Task prompt =
Please extract every line of the records below that contains the word "bomb", copying each line in full.

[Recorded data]
◇ ◇ ◇ ◇
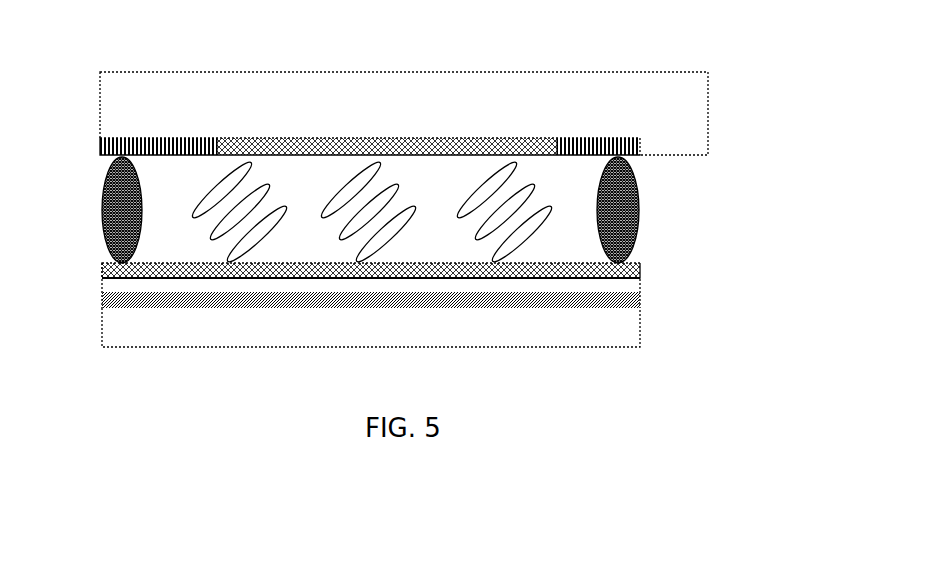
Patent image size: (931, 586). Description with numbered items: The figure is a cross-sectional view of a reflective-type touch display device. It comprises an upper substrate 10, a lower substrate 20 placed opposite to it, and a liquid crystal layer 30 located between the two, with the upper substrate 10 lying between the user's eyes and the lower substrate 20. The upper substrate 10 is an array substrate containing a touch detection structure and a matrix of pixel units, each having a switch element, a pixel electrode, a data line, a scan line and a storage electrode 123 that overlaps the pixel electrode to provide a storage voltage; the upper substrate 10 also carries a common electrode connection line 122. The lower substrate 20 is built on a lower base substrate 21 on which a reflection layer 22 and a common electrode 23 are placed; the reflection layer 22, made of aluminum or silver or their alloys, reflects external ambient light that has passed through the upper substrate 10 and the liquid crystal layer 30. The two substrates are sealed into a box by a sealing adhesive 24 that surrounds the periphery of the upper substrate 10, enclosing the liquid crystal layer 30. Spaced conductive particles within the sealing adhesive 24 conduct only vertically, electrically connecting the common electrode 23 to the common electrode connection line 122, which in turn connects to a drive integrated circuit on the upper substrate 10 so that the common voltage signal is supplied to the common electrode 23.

The upper substrate 10 is at (147, 102).
The common electrode connection line 122 is at (640, 140).
The storage electrode 123 is at (452, 138).
The liquid crystal layer 30 is at (98, 162).
The sealing adhesive 24 is at (641, 200).
The common electrode 23 is at (625, 265).
The reflection layer 22 is at (632, 288).
The lower base substrate 21 is at (612, 330).
The lower substrate 20 is at (98, 265).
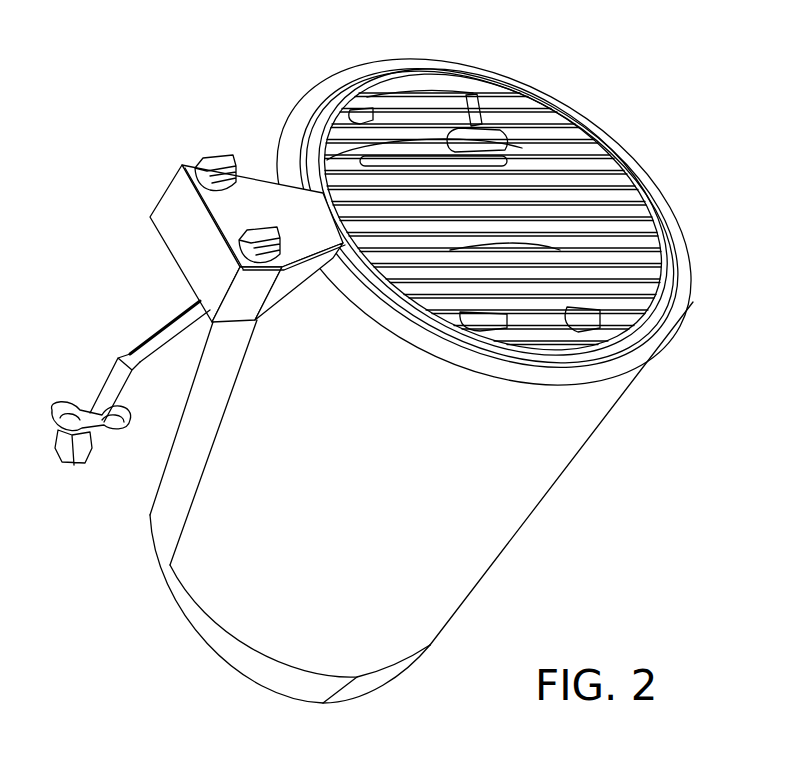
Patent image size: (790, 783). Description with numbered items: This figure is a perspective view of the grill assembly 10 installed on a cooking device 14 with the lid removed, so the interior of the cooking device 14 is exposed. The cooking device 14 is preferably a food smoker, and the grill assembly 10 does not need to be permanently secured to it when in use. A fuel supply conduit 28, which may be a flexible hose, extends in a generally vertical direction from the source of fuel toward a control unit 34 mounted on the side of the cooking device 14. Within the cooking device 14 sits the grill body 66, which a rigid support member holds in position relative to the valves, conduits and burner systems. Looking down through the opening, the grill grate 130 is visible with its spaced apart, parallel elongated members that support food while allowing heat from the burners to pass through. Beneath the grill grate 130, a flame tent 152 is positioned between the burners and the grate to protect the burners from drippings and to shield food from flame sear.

The grill assembly 10 is at (124, 70).
The cooking device 14 is at (587, 442).
The fuel supply conduit 28 is at (120, 357).
The control unit 34 is at (167, 192).
The grill body 66 is at (462, 127).
The grill grate 130 is at (613, 177).
The flame tent 152 is at (550, 180).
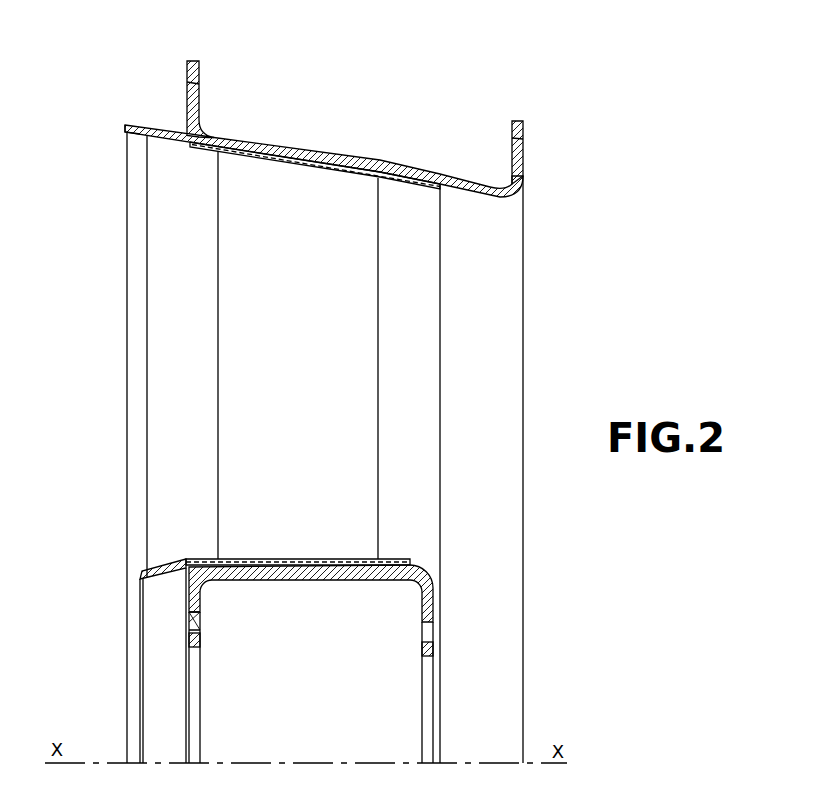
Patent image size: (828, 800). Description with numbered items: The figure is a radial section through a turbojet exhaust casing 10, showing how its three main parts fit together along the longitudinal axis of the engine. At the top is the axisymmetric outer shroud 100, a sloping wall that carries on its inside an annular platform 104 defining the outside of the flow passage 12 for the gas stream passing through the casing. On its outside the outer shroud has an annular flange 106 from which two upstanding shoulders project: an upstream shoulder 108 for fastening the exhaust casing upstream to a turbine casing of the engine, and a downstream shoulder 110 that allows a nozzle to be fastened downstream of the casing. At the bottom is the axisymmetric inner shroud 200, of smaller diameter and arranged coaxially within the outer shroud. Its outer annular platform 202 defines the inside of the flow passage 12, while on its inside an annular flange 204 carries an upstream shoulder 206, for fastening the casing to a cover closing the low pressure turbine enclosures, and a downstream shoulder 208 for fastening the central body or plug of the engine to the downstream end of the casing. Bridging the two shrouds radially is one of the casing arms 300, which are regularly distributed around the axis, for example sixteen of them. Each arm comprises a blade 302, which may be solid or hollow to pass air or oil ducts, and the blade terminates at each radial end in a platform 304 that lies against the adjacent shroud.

The exhaust casing 10 is at (582, 226).
The flow passage 12 is at (160, 221).
The outer shroud 100 is at (404, 158).
The annular platform 104 is at (155, 126).
The annular flange 106 is at (300, 139).
The upstream shoulder 108 is at (192, 72).
The downstream shoulder 110 is at (523, 123).
The inner shroud 200 is at (338, 590).
The annular platform 202 is at (182, 559).
The annular flange 204 is at (312, 581).
The upstream shoulder 206 is at (194, 644).
The downstream shoulder 208 is at (424, 647).
The casing arm 300 is at (265, 318).
The blade 302 is at (340, 352).
The platform 304 is at (345, 181).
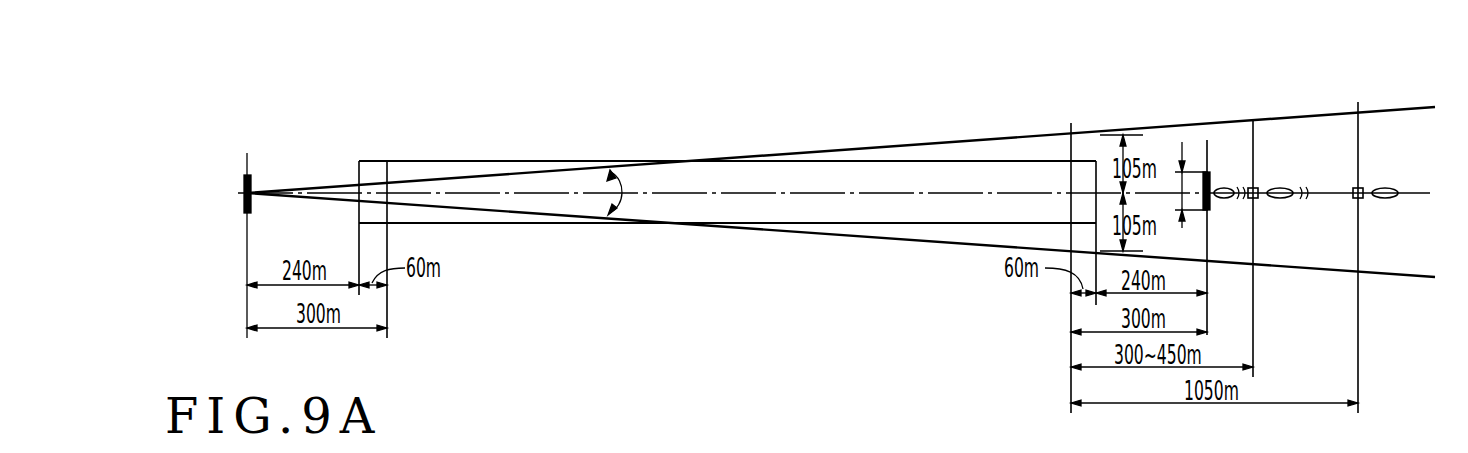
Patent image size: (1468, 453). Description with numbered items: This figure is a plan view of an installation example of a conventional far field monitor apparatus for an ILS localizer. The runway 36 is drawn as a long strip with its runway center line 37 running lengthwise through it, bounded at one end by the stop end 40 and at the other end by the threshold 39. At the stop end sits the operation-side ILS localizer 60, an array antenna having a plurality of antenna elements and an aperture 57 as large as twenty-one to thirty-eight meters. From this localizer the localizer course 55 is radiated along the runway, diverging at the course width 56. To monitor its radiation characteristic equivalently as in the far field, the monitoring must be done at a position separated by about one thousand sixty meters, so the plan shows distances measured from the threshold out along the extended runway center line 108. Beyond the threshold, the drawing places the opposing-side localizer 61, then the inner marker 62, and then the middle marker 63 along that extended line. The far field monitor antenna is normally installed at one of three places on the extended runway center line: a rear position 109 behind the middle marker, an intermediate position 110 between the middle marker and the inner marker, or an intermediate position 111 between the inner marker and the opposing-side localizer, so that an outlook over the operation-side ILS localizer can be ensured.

The runway 36 is at (745, 172).
The runway center line 37 is at (745, 195).
The threshold 39 is at (1057, 160).
The stop end 40 is at (388, 160).
The localizer course 55 is at (888, 183).
The course width 56 is at (622, 187).
The aperture 57 is at (1178, 184).
The operation-side ILS localizer 60 is at (249, 173).
The opposing-side localizer 61 is at (1216, 170).
The inner marker 62 is at (1258, 186).
The middle marker 63 is at (1363, 186).
The extended runway center line 108 is at (1417, 192).
The rear position 109 is at (1388, 198).
The intermediate position 110 is at (1283, 198).
The intermediate position 111 is at (1224, 198).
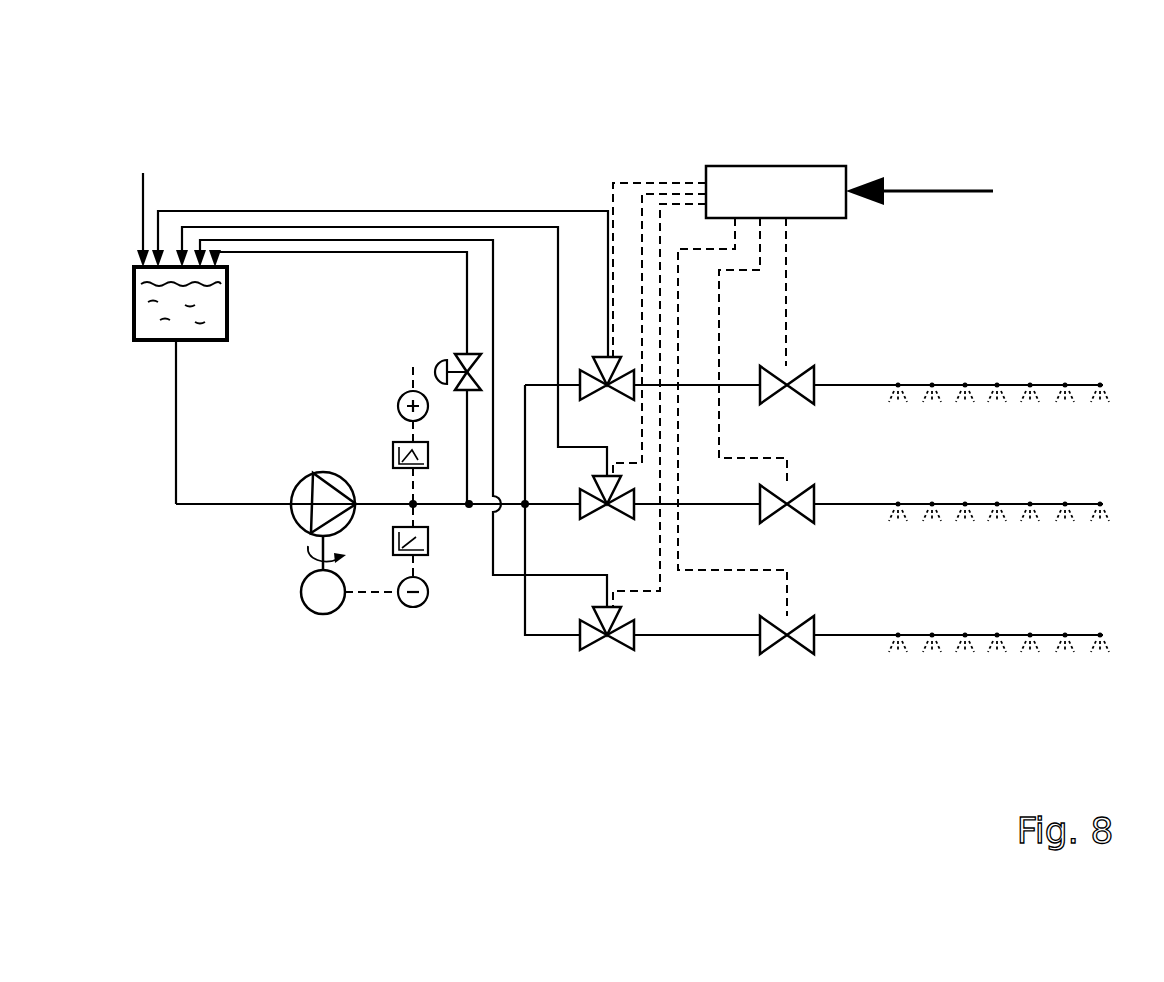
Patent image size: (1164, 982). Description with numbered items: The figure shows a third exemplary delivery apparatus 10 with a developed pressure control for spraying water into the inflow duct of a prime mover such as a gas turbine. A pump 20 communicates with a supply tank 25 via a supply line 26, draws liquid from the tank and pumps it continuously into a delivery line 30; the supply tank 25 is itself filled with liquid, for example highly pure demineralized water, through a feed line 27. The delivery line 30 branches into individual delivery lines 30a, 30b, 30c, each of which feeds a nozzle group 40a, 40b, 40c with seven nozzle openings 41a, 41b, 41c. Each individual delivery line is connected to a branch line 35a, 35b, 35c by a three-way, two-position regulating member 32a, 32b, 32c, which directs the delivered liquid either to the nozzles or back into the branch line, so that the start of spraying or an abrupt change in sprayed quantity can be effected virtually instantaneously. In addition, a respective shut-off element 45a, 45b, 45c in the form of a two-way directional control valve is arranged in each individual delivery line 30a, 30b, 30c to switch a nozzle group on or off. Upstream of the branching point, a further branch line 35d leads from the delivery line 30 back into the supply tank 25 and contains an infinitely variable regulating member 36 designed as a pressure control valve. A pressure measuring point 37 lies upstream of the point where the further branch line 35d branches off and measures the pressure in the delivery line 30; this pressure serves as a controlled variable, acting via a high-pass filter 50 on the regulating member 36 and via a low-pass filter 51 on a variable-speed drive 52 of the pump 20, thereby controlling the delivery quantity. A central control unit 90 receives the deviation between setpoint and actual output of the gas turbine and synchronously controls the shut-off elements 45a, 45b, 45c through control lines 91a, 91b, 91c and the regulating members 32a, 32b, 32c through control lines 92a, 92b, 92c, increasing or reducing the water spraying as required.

The apparatus 10 is at (216, 98).
The pump 20 is at (301, 484).
The supply tank 25 is at (228, 296).
The supply line 26 is at (177, 380).
The feed line 27 is at (142, 198).
The delivery line 30 is at (467, 502).
The individual delivery line 30a is at (540, 637).
The individual delivery line 30b is at (548, 506).
The individual delivery line 30c is at (540, 384).
The 3/2-way regulating member 32a is at (603, 651).
The 3/2-way regulating member 32b is at (603, 520).
The 3/2-way regulating member 32c is at (603, 401).
The branch line 35a is at (352, 211).
The branch line 35b is at (447, 227).
The branch line 35c is at (532, 240).
The further branch line 35d is at (465, 291).
The infinitely variable regulating member 36 is at (463, 354).
The pressure measuring point 37 is at (410, 502).
The nozzle group 40a is at (828, 636).
The nozzle group 40b is at (828, 505).
The nozzle group 40c is at (832, 386).
The nozzle openings 41a is at (990, 689).
The nozzle openings 41b is at (991, 558).
The nozzle openings 41c is at (990, 434).
The shut-off element 45a is at (779, 655).
The shut-off element 45b is at (779, 524).
The shut-off element 45c is at (779, 405).
The high-pass filter 50 is at (391, 445).
The low-pass filter 51 is at (429, 554).
The variable-speed drive 52 is at (323, 615).
The central control unit 90 is at (776, 166).
The control line 91a is at (681, 462).
The control line 91b is at (721, 297).
The control line 91c is at (788, 290).
The control line 92a is at (694, 204).
The control line 92b is at (655, 194).
The control line 92c is at (617, 183).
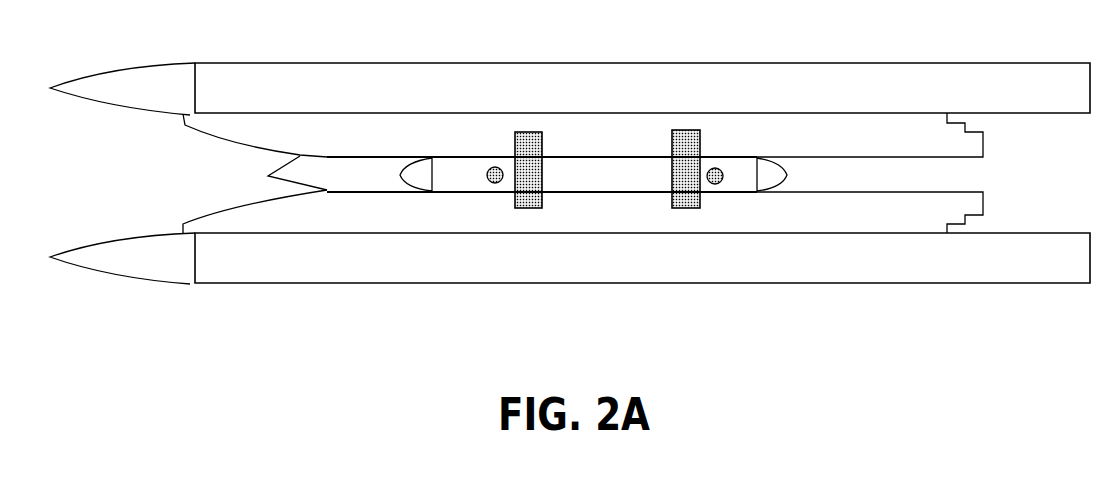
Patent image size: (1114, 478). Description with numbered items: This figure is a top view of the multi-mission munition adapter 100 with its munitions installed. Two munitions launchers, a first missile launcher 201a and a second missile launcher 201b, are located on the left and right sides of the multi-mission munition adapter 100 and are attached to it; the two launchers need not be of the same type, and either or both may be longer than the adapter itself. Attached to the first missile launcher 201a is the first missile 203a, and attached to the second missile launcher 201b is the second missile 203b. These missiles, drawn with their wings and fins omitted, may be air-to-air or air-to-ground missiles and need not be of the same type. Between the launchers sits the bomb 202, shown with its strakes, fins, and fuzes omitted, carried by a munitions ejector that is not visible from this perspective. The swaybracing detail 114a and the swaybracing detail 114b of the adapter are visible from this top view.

The multi-mission munition adapter 100 is at (600, 158).
The swaybracing detail 114a is at (515, 132).
The swaybracing detail 114b is at (672, 130).
The first missile launcher 201a is at (547, 222).
The second missile launcher 201b is at (362, 133).
The bomb 202 is at (273, 172).
The first missile 203a is at (232, 281).
The second missile 203b is at (235, 63).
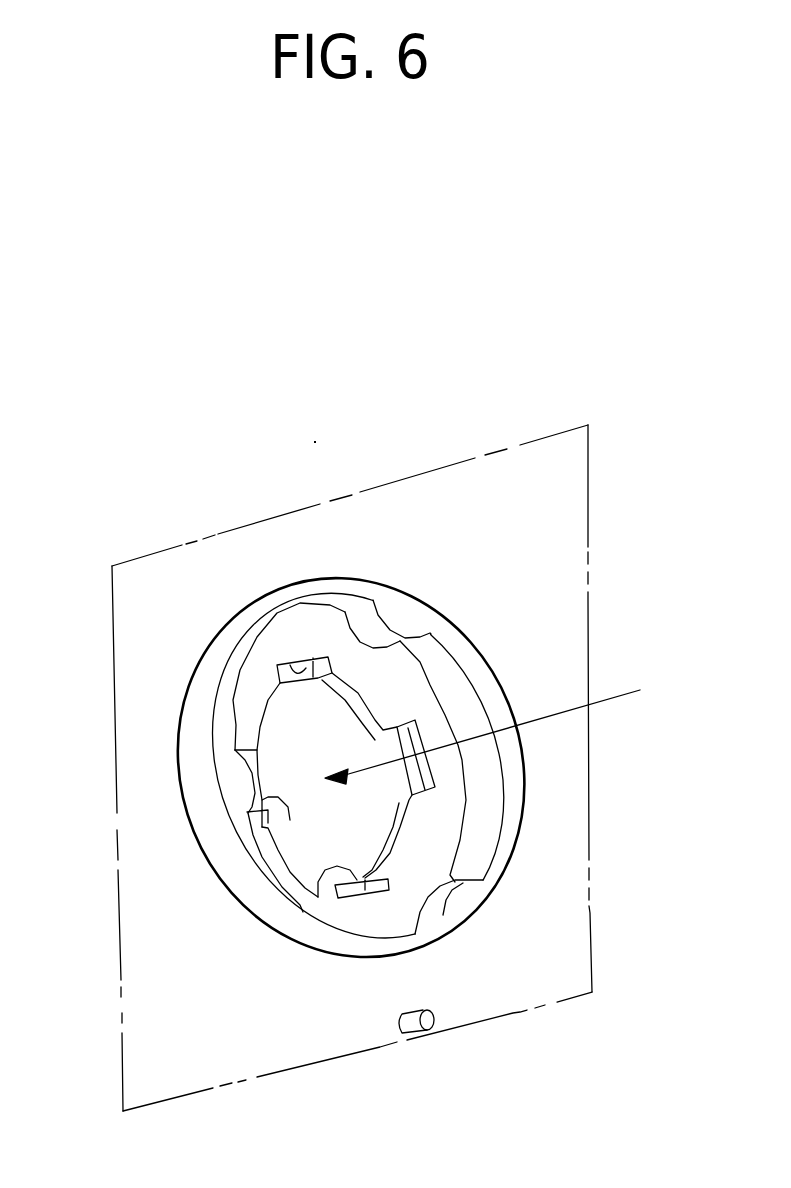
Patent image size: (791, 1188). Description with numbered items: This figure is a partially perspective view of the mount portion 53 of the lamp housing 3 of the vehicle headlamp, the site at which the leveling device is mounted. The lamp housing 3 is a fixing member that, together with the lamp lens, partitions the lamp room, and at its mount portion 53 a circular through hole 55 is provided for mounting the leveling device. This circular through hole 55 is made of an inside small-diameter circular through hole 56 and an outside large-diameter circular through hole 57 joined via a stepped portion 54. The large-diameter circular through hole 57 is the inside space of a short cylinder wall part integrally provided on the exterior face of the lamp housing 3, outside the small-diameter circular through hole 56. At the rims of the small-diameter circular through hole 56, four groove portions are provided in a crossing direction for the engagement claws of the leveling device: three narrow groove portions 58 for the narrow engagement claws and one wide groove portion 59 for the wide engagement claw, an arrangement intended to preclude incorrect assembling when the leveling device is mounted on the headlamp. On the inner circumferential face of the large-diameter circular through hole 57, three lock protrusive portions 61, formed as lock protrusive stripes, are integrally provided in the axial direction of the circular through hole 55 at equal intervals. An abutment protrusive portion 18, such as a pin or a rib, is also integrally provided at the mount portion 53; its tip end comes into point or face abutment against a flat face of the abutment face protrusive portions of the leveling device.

The lamp housing 3 is at (133, 557).
The mount portion 53 is at (203, 618).
The stepped portion 54 is at (280, 647).
The circular through hole 55 is at (690, 722).
The small-diameter circular through hole 56 is at (403, 848).
The large-diameter circular through hole 57 is at (494, 838).
The narrow groove portion 58 is at (313, 657).
The wide groove portion 59 is at (415, 742).
The lock protrusive portion 61 is at (402, 615).
The abutment protrusive portion 18 is at (435, 1035).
◇ ◇ ◇ ◇
Answer to the task =
Patent image size: (1114, 478). Description with numbered items: This figure is a top view of the multi-mission munition adapter 100 with its munitions installed. Two munitions launchers, a first missile launcher 201a and a second missile launcher 201b, are located on the left and right sides of the multi-mission munition adapter 100 and are attached to it; the two launchers need not be of the same type, and either or both may be longer than the adapter itself. Attached to the first missile launcher 201a is the first missile 203a, and attached to the second missile launcher 201b is the second missile 203b. These missiles, drawn with their wings and fins omitted, may be air-to-air or air-to-ground missiles and need not be of the same type. Between the launchers sits the bomb 202, shown with its strakes, fins, and fuzes omitted, carried by a munitions ejector that is not visible from this perspective. The swaybracing detail 114a and the swaybracing detail 114b of the adapter are visible from this top view.
The bomb 202 is at (273, 172).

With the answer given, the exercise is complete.